* RECORD SET

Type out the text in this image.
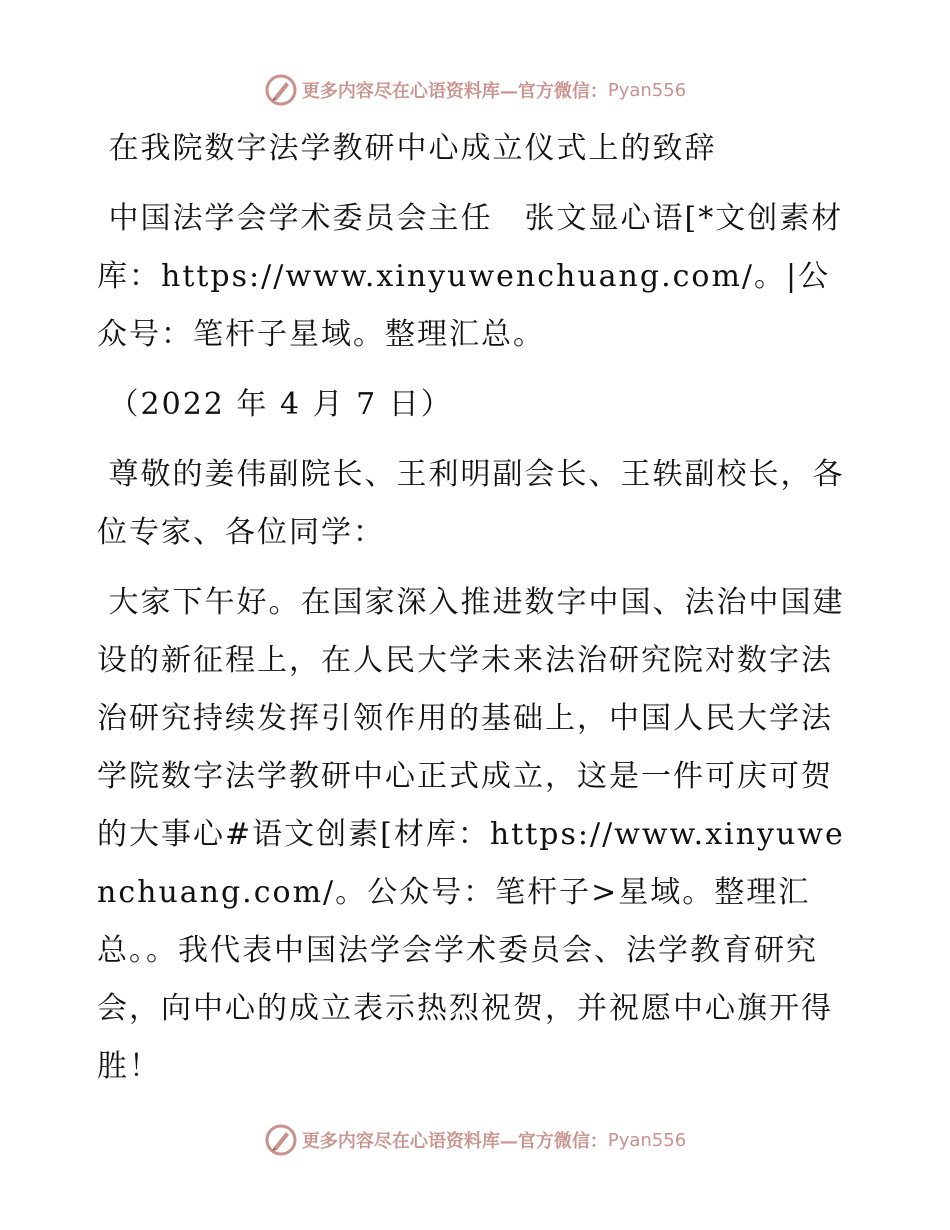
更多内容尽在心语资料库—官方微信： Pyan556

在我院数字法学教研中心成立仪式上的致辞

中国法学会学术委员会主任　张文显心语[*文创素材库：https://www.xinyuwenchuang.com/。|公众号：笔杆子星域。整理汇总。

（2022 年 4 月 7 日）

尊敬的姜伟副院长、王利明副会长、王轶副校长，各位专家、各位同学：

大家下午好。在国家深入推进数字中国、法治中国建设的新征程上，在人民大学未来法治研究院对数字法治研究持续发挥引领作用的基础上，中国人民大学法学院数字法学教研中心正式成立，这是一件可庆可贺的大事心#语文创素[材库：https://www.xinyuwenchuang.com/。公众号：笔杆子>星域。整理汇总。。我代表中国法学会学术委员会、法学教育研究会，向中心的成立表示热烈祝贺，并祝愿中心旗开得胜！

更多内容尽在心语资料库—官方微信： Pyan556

* TASK STATEMENT
Repeat each entry exactly. Pictures do not belong in the copy.

* REPLY TO THE EXERCISE
Type out the text in this image.
更多内容尽在心语资料库—官方微信： Pyan556

在我院数字法学教研中心成立仪式上的致辞

中国法学会学术委员会主任　张文显心语[*文创素材库：https://www.xinyuwenchuang.com/。|公众号：笔杆子星域。整理汇总。

（2022 年 4 月 7 日）

尊敬的姜伟副院长、王利明副会长、王轶副校长，各位专家、各位同学：

大家下午好。在国家深入推进数字中国、法治中国建设的新征程上，在人民大学未来法治研究院对数字法治研究持续发挥引领作用的基础上，中国人民大学法学院数字法学教研中心正式成立，这是一件可庆可贺的大事心#语文创素[材库：https://www.xinyuwenchuang.com/。公众号：笔杆子>星域。整理汇总。。我代表中国法学会学术委员会、法学教育研究会，向中心的成立表示热烈祝贺，并祝愿中心旗开得胜！

更多内容尽在心语资料库—官方微信： Pyan556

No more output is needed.